» **Excerpted records**:
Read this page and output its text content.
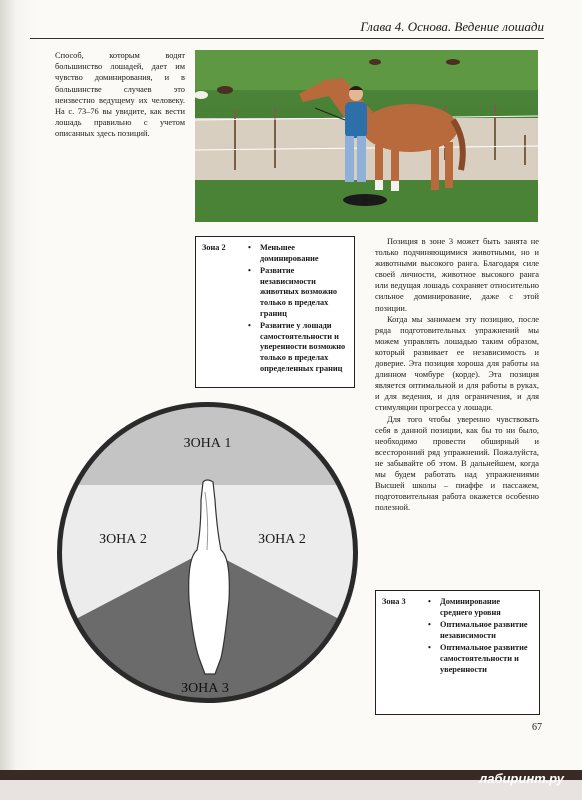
Глава 4. Основа. Ведение лошади
Способ, которым водят большинство лошадей, дает им чувство доминирования, и в большинстве случаев это неизвестно ведущему их человеку. На с. 73–76 вы увидите, как вести лошадь правильно с учетом описанных здесь позиций.
Зона 2	• Меньшее доминирование
• Развитие независимости животных возможно только в пределах границ
• Развитие у лошади самостоятельности и уверенности возможно только в пределах определенных границ

Позиция в зоне 3 может быть занята не только подчиняющимися животными, но и животными высокого ранга. Благодаря силе своей личности, животное высокого ранга или ведущая лошадь сохраняет относительно сильное доминирование, даже с этой позиции.

Когда мы занимаем эту позицию, после ряда подготовительных упражнений мы можем управлять лошадью таким образом, который развивает ее независимость и доверие. Эта позиция хороша для работы на длинном чомбуре (корде). Эта позиция является оптимальной и для работы в руках, и для ведения, и для ограничения, и для стимуляции прогресса у лошади.

Для того чтобы уверенно чувствовать себя в данной позиции, как бы то ни было, необходимо провести обширный и всесторонний ряд упражнений. Пожалуйста, не забывайте об этом. В дальнейшем, когда мы будем работать над упражнениями Высшей школы – пиаффе и пассажем, подготовительная работа окажется особенно полезной.

ЗОНА 1
ЗОНА 2	ЗОНА 2
ЗОНА 3
Зона 3	• Доминирование среднего уровня
• Оптимальное развитие независимости
• Оптимальное развитие самостоятельности и уверенности
67
лабиринт.ру
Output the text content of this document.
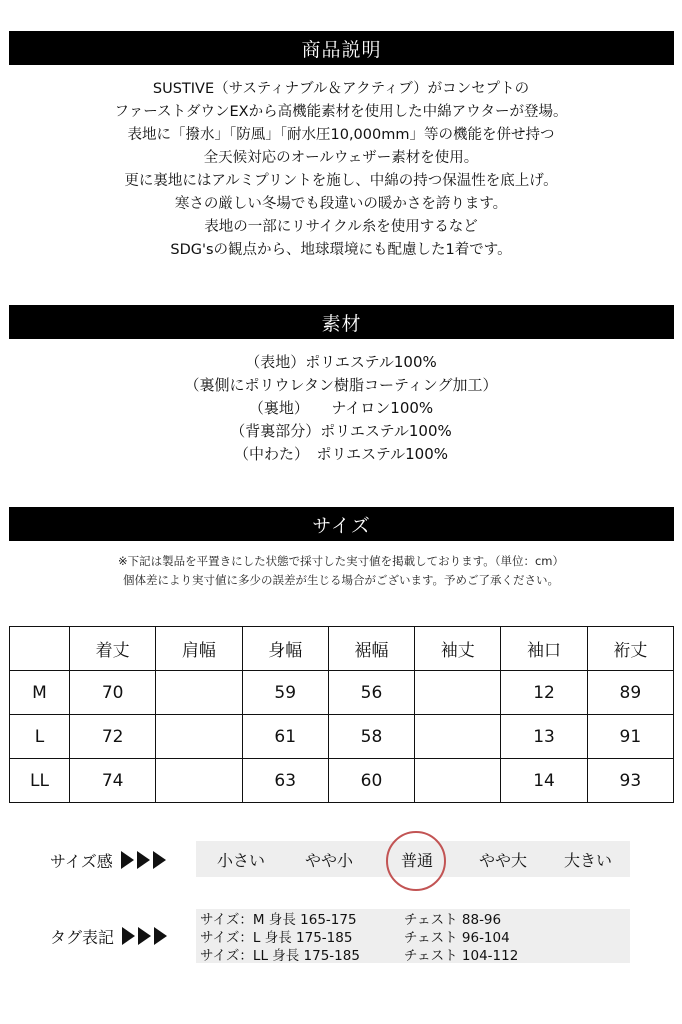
商品説明
SUSTIVE（サスティナブル＆アクティブ）がコンセプトの
ファーストダウンEXから高機能素材を使用した中綿アウターが登場。
表地に「撥水」「防風」「耐水圧10,000mm」等の機能を併せ持つ
全天候対応のオールウェザー素材を使用。
更に裏地にはアルミプリントを施し、中綿の持つ保温性を底上げ。
寒さの厳しい冬場でも段違いの暖かさを誇ります。
表地の一部にリサイクル糸を使用するなど
SDG'sの観点から、地球環境にも配慮した1着です。
素材
（表地）ポリエステル100%
（裏側にポリウレタン樹脂コーティング加工）
（裏地）　　ナイロン100%
（背裏部分）ポリエステル100%
（中わた）　ポリエステル100%
サイズ
※下記は製品を平置きにした状態で採寸した実寸値を掲載しております。（単位：cm）
個体差により実寸値に多少の誤差が生じる場合がございます。予めご了承ください。
	着丈	肩幅	身幅	裾幅	袖丈	袖口	裄丈
M	70		59	56		12	89
L	72		61	58		13	91
LL	74		63	60		14	93
サイズ感	小さい やや小	普通	やや大 大きい
タグ表記
サイズ：M 身長 165-175	チェスト 88-96
サイズ：L 身長 175-185	チェスト 96-104
サイズ：LL 身長 175-185	チェスト 104-112
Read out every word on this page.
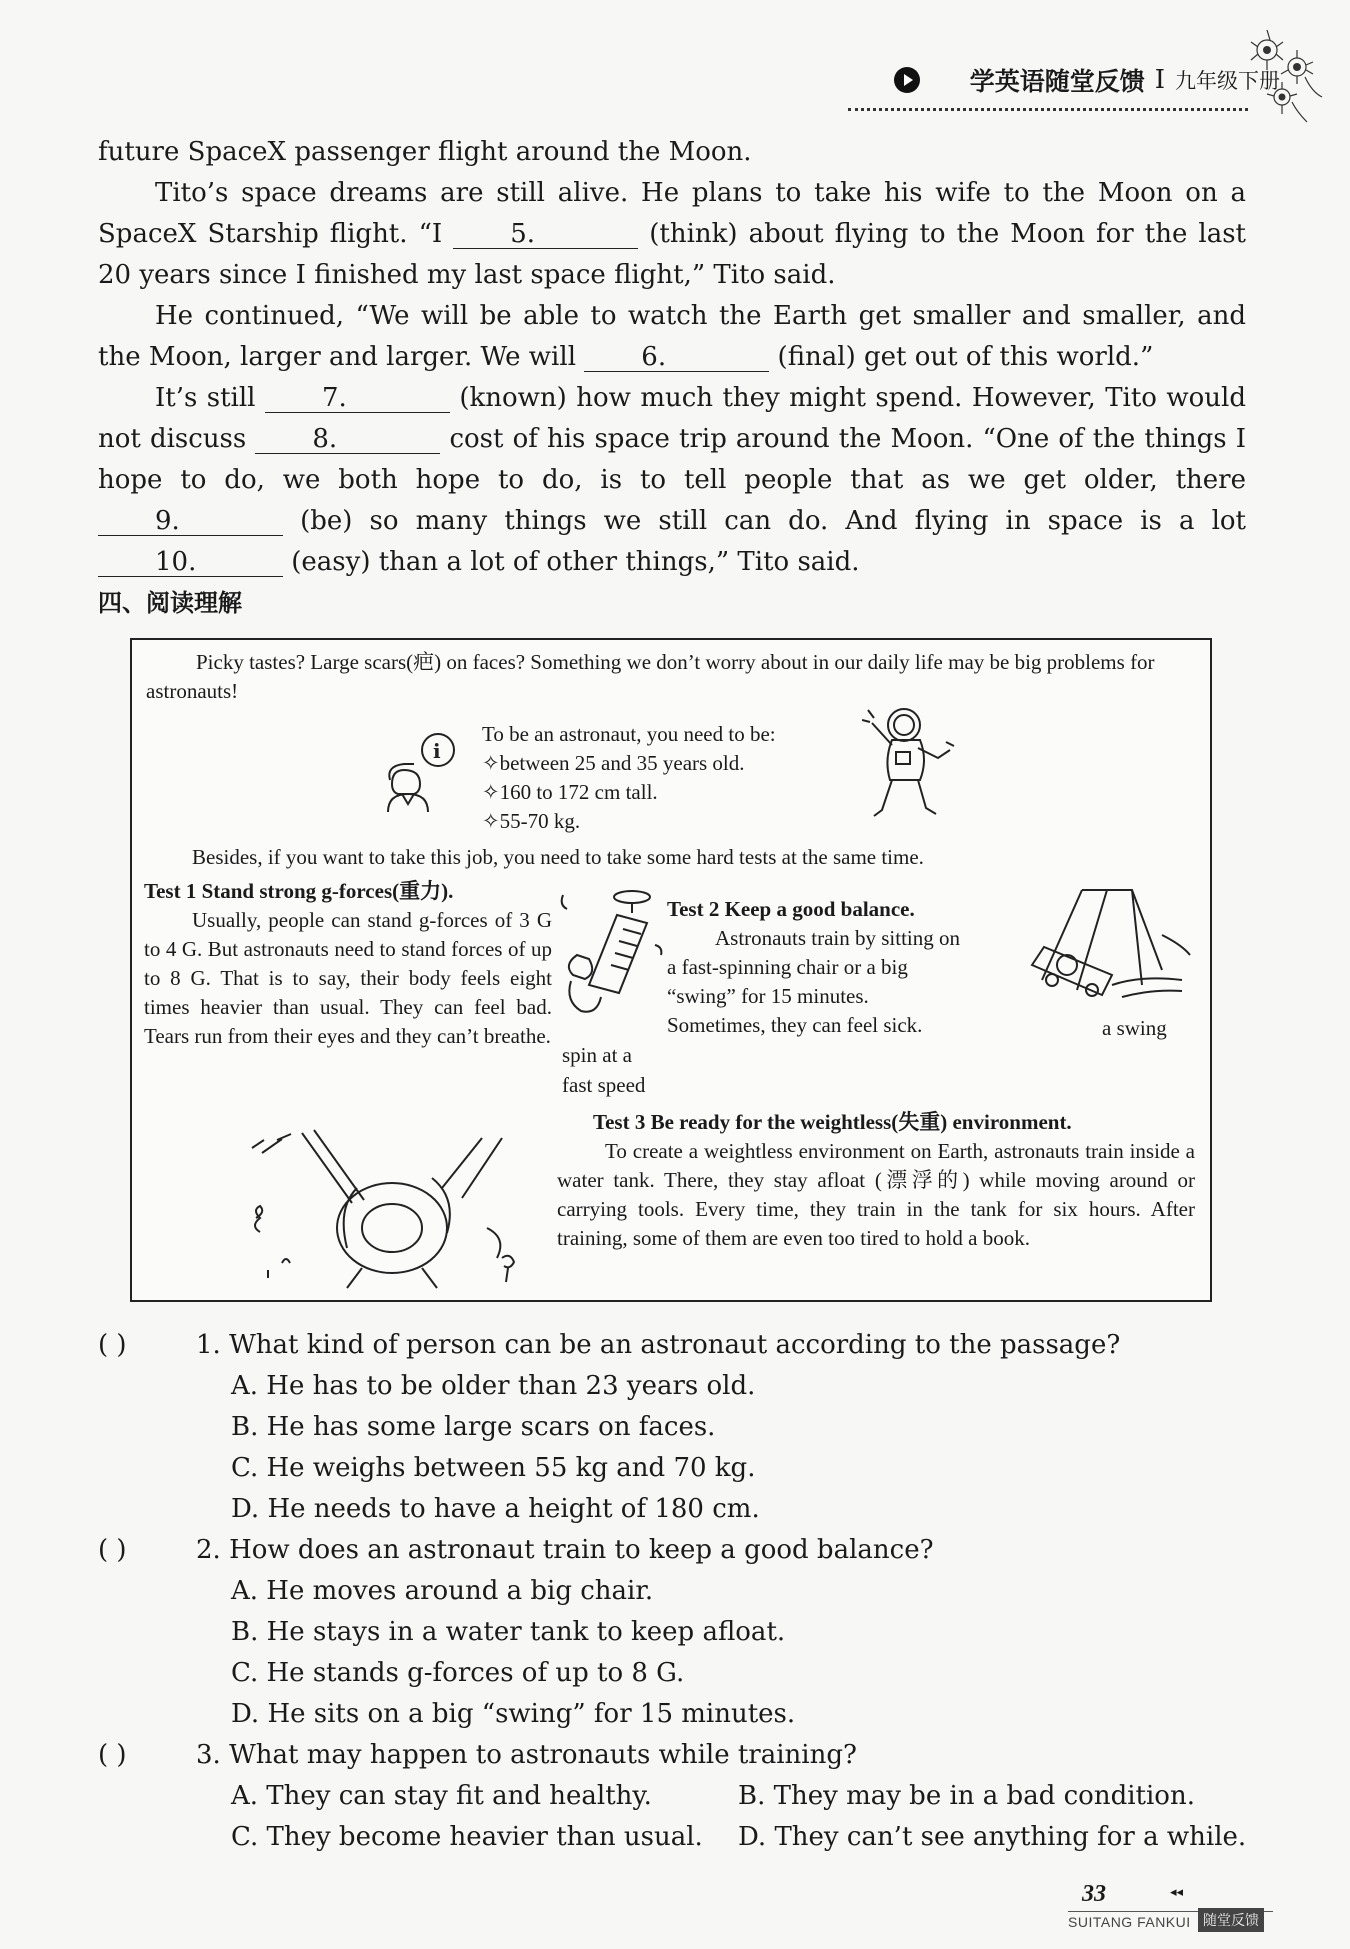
学英语随堂反馈 I 九年级下册

future SpaceX passenger flight around the Moon.

Tito’s space dreams are still alive. He plans to take his wife to the Moon on a SpaceX Starship flight. “I 5.	(think) about flying to the Moon for the last 20 years since I finished my last space flight,” Tito said.

He continued, “We will be able to watch the Earth get smaller and smaller, and the Moon, larger and larger. We will 6.	(final) get out of this world.”

It’s still 7.	(known) how much they might spend. However, Tito would not discuss 8.	cost of his space trip around the Moon. “One of the things I hope to do, we both hope to do, is to tell people that as we get older, there 9.	(be) so many things we still can do. And flying in space is a lot 10.	(easy) than a lot of other things,” Tito said.

四、阅读理解
Picky tastes? Large scars(疤) on faces? Something we don’t worry about in our daily life may be big problems for astronauts!
i
To be an astronaut, you need to be:
✧between 25 and 35 years old.
✧160 to 172 cm tall.
✧55-70 kg.
Besides, if you want to take this job, you need to take some hard tests at the same time.
Test 1 Stand strong g-forces(重力).
Usually, people can stand g-forces of 3 G to 4 G. But astronauts need to stand forces of up to 8 G. That is to say, their body feels eight times heavier than usual. They can feel bad. Tears run from their eyes and they can’t breathe.
spin at a
fast speed
Test 2 Keep a good balance.
Astronauts train by sitting on a fast-spinning chair or a big “swing” for 15 minutes. Sometimes, they can feel sick.	a swing
Test 3 Be ready for the weightless(失重) environment.
To create a weightless environment on Earth, astronauts train inside a water tank. There, they stay afloat (漂浮的) while moving around or carrying tools. Every time, they train in the tank for six hours. After training, some of them are even too tired to hold a book.
( )	1. What kind of person can be an astronaut according to the passage?
A. He has to be older than 23 years old.
B. He has some large scars on faces.
C. He weighs between 55 kg and 70 kg.
D. He needs to have a height of 180 cm.
( )	2. How does an astronaut train to keep a good balance?
A. He moves around a big chair.
B. He stays in a water tank to keep afloat.
C. He stands g-forces of up to 8 G.
D. He sits on a big “swing” for 15 minutes.
( )	3. What may happen to astronauts while training?
A. They can stay fit and healthy.	B. They may be in a bad condition.
C. They become heavier than usual. D. They can’t see anything for a while.
33	◂◂
SUITANG FANKUI 随堂反馈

» **What you need to do**: Find the lines containing "fast" and list every one of them.

» **Problem solution**:
fast speed
Astronauts train by sitting on a fast-spinning chair or a big “swing” for 15 minutes. Sometimes, they can feel sick.	a swing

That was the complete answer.